Your instructions >> Only the number is wanted: how many lines in the data contain "title"?

Input data >>

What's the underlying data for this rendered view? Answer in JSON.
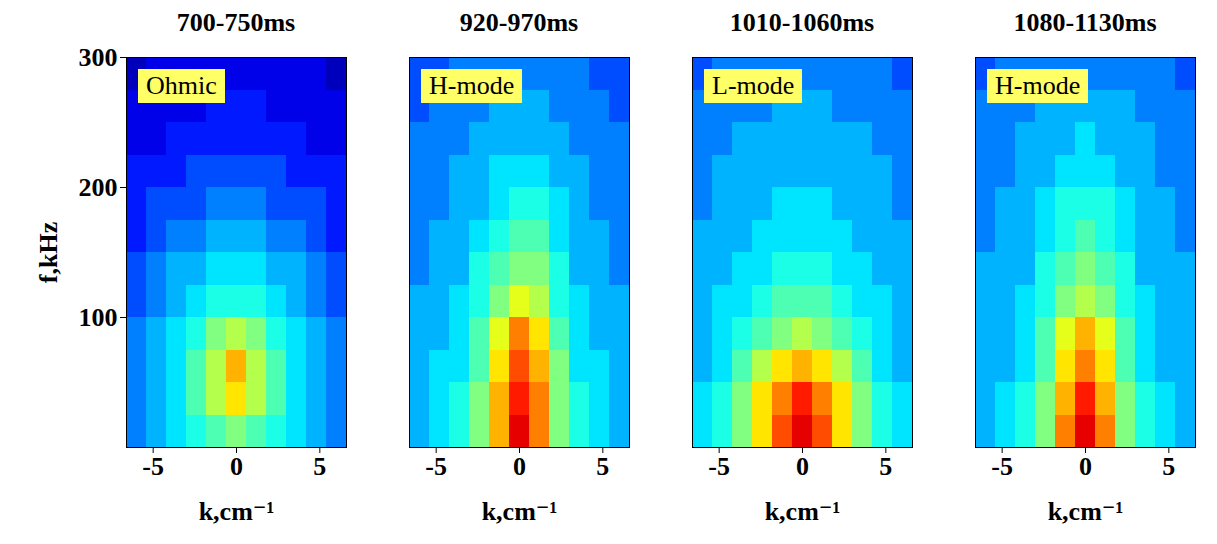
{
  "chart_data": [
    {
      "type": "heatmap",
      "title": "700-750ms",
      "annotation": "Ohmic",
      "xlabel": "k,cm⁻¹",
      "ylabel": "f,kHz",
      "xlim": [
        -6.6,
        6.6
      ],
      "xticks": [
        -5,
        0,
        5
      ],
      "ylim": [
        0,
        300
      ],
      "yticks": [
        100,
        200,
        300
      ],
      "k_edges": [
        -6.6,
        -5.4,
        -4.2,
        -3,
        -1.8,
        -0.6,
        0.6,
        1.8,
        3,
        4.2,
        5.4,
        6.6
      ],
      "f_edges": [
        0,
        25,
        50,
        75,
        100,
        125,
        150,
        175,
        200,
        225,
        250,
        275,
        300
      ],
      "color_range": [
        0,
        10
      ],
      "cells": [
        [
          2.5,
          3,
          3.5,
          4,
          4.5,
          5,
          4.5,
          4,
          3.5,
          3,
          2.5
        ],
        [
          2.5,
          3,
          3.5,
          4.5,
          5.5,
          6.5,
          5.5,
          4.5,
          3.5,
          3,
          2.5
        ],
        [
          2.5,
          3,
          3.5,
          4.5,
          5.5,
          7,
          5.5,
          4.5,
          3.5,
          3,
          2.5
        ],
        [
          2.5,
          3,
          3.5,
          4,
          5,
          5.5,
          5,
          4,
          3.5,
          3,
          2.5
        ],
        [
          2,
          2.5,
          3,
          3.5,
          4,
          4,
          4,
          3.5,
          3,
          2.5,
          2
        ],
        [
          2,
          2.5,
          3,
          3,
          3.5,
          3.5,
          3.5,
          3,
          3,
          2.5,
          2
        ],
        [
          1.5,
          2,
          2.5,
          2.5,
          3,
          3,
          3,
          2.5,
          2.5,
          2,
          1.5
        ],
        [
          1.5,
          2,
          2,
          2,
          2.5,
          2.5,
          2.5,
          2,
          2,
          2,
          1.5
        ],
        [
          1.5,
          1.5,
          1.5,
          2,
          2,
          2,
          2,
          2,
          1.5,
          1.5,
          1.5
        ],
        [
          1,
          1,
          1.5,
          1.5,
          1.5,
          1.5,
          1.5,
          1.5,
          1.5,
          1,
          1
        ],
        [
          1,
          1,
          1,
          1,
          1.5,
          1.5,
          1.5,
          1,
          1,
          1,
          1
        ],
        [
          0.5,
          1,
          1,
          1,
          1,
          1,
          1,
          1,
          1,
          1,
          0.5
        ]
      ]
    },
    {
      "type": "heatmap",
      "title": "920-970ms",
      "annotation": "H-mode",
      "xlabel": "k,cm⁻¹",
      "xlim": [
        -6.6,
        6.6
      ],
      "xticks": [
        -5,
        0,
        5
      ],
      "ylim": [
        0,
        300
      ],
      "tick_labels": "x",
      "k_edges": [
        -6.6,
        -5.4,
        -4.2,
        -3,
        -1.8,
        -0.6,
        0.6,
        1.8,
        3,
        4.2,
        5.4,
        6.6
      ],
      "f_edges": [
        0,
        25,
        50,
        75,
        100,
        125,
        150,
        175,
        200,
        225,
        250,
        275,
        300
      ],
      "color_range": [
        0,
        10
      ],
      "cells": [
        [
          3,
          3.5,
          4,
          5,
          7,
          9,
          7.5,
          5,
          4,
          3.5,
          3
        ],
        [
          3,
          3.5,
          4,
          5,
          7,
          8.5,
          7.5,
          5,
          4,
          3.5,
          3
        ],
        [
          3,
          3.5,
          3.5,
          4.5,
          6.5,
          8,
          7,
          5,
          3.5,
          3.5,
          3
        ],
        [
          3,
          3,
          3.5,
          4.5,
          6,
          7.5,
          6.5,
          4.5,
          3.5,
          3,
          3
        ],
        [
          3,
          3,
          3.5,
          4,
          5,
          6,
          5.5,
          4,
          3.5,
          3,
          3
        ],
        [
          2.5,
          3,
          3,
          4,
          4.5,
          5,
          5,
          4,
          3,
          3,
          2.5
        ],
        [
          2.5,
          3,
          3,
          3.5,
          4,
          4.5,
          4.5,
          3.5,
          3,
          3,
          2.5
        ],
        [
          2.5,
          2.5,
          3,
          3,
          3.5,
          4,
          4,
          3.5,
          3,
          2.5,
          2.5
        ],
        [
          2.5,
          2.5,
          3,
          3,
          3.5,
          3.5,
          3.5,
          3,
          3,
          2.5,
          2.5
        ],
        [
          2.5,
          2.5,
          2.5,
          3,
          3,
          3,
          3,
          3,
          2.5,
          2.5,
          2.5
        ],
        [
          2,
          2.5,
          2.5,
          2.5,
          3,
          3,
          3,
          2.5,
          2.5,
          2.5,
          2
        ],
        [
          2,
          2,
          2.5,
          2.5,
          2.5,
          2.5,
          2.5,
          2.5,
          2.5,
          2,
          2
        ]
      ]
    },
    {
      "type": "heatmap",
      "title": "1010-1060ms",
      "annotation": "L-mode",
      "xlabel": "k,cm⁻¹",
      "xlim": [
        -6.6,
        6.6
      ],
      "xticks": [
        -5,
        0,
        5
      ],
      "ylim": [
        0,
        300
      ],
      "tick_labels": "x",
      "k_edges": [
        -6.6,
        -5.4,
        -4.2,
        -3,
        -1.8,
        -0.6,
        0.6,
        1.8,
        3,
        4.2,
        5.4,
        6.6
      ],
      "f_edges": [
        0,
        25,
        50,
        75,
        100,
        125,
        150,
        175,
        200,
        225,
        250,
        275,
        300
      ],
      "color_range": [
        0,
        10
      ],
      "cells": [
        [
          3.5,
          4,
          5,
          6.5,
          8,
          9,
          8,
          6.5,
          5,
          4,
          3.5
        ],
        [
          3.5,
          4,
          5,
          6.5,
          7.5,
          8.5,
          7.5,
          6.5,
          5,
          4,
          3.5
        ],
        [
          3,
          3.5,
          4.5,
          5.5,
          6.5,
          7,
          6.5,
          5.5,
          4.5,
          3.5,
          3
        ],
        [
          3,
          3.5,
          4,
          4.5,
          5,
          5.5,
          5,
          4.5,
          4,
          3.5,
          3
        ],
        [
          3,
          3.5,
          3.5,
          4,
          4.5,
          4.5,
          4.5,
          4,
          3.5,
          3.5,
          3
        ],
        [
          3,
          3,
          3.5,
          3.5,
          4,
          4,
          4,
          3.5,
          3.5,
          3,
          3
        ],
        [
          3,
          3,
          3,
          3.5,
          3.5,
          3.5,
          3.5,
          3.5,
          3,
          3,
          3
        ],
        [
          2.5,
          3,
          3,
          3,
          3.5,
          3.5,
          3.5,
          3,
          3,
          3,
          2.5
        ],
        [
          2.5,
          3,
          3,
          3,
          3,
          3,
          3,
          3,
          3,
          3,
          2.5
        ],
        [
          2.5,
          2.5,
          3,
          3,
          3,
          3,
          3,
          3,
          3,
          2.5,
          2.5
        ],
        [
          2.5,
          2.5,
          2.5,
          2.5,
          3,
          3,
          3,
          2.5,
          2.5,
          2.5,
          2.5
        ],
        [
          2,
          2.5,
          2.5,
          2.5,
          2.5,
          2.5,
          2.5,
          2.5,
          2.5,
          2.5,
          2
        ]
      ]
    },
    {
      "type": "heatmap",
      "title": "1080-1130ms",
      "annotation": "H-mode",
      "xlabel": "k,cm⁻¹",
      "xlim": [
        -6.6,
        6.6
      ],
      "xticks": [
        -5,
        0,
        5
      ],
      "ylim": [
        0,
        300
      ],
      "tick_labels": "x",
      "k_edges": [
        -6.6,
        -5.4,
        -4.2,
        -3,
        -1.8,
        -0.6,
        0.6,
        1.8,
        3,
        4.2,
        5.4,
        6.6
      ],
      "f_edges": [
        0,
        25,
        50,
        75,
        100,
        125,
        150,
        175,
        200,
        225,
        250,
        275,
        300
      ],
      "color_range": [
        0,
        10
      ],
      "cells": [
        [
          3,
          3.5,
          4,
          5,
          7.5,
          9,
          7.5,
          5,
          4,
          3.5,
          3
        ],
        [
          3,
          3.5,
          4,
          5,
          7,
          8.5,
          7,
          5,
          4,
          3.5,
          3
        ],
        [
          3,
          3,
          3.5,
          4.5,
          6.5,
          7.5,
          6.5,
          4.5,
          3.5,
          3,
          3
        ],
        [
          3,
          3,
          3.5,
          4.5,
          6,
          7,
          6,
          4.5,
          3.5,
          3,
          3
        ],
        [
          3,
          3,
          3.5,
          4,
          5,
          5.5,
          5,
          4,
          3.5,
          3,
          3
        ],
        [
          3,
          3,
          3,
          4,
          4.5,
          5,
          4.5,
          4,
          3,
          3,
          3
        ],
        [
          2.5,
          3,
          3,
          3.5,
          4,
          4.5,
          4,
          3.5,
          3,
          3,
          2.5
        ],
        [
          2.5,
          3,
          3,
          3.5,
          4,
          4,
          4,
          3.5,
          3,
          3,
          2.5
        ],
        [
          2.5,
          2.5,
          3,
          3,
          3.5,
          3.5,
          3.5,
          3,
          3,
          2.5,
          2.5
        ],
        [
          2.5,
          2.5,
          3,
          3,
          3,
          3.5,
          3,
          3,
          3,
          2.5,
          2.5
        ],
        [
          2.5,
          2.5,
          2.5,
          3,
          3,
          3,
          3,
          3,
          2.5,
          2.5,
          2.5
        ],
        [
          2,
          2.5,
          2.5,
          2.5,
          2.5,
          2.5,
          2.5,
          2.5,
          2.5,
          2.5,
          2
        ]
      ]
    }
  ]
}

Exercise solution >> 4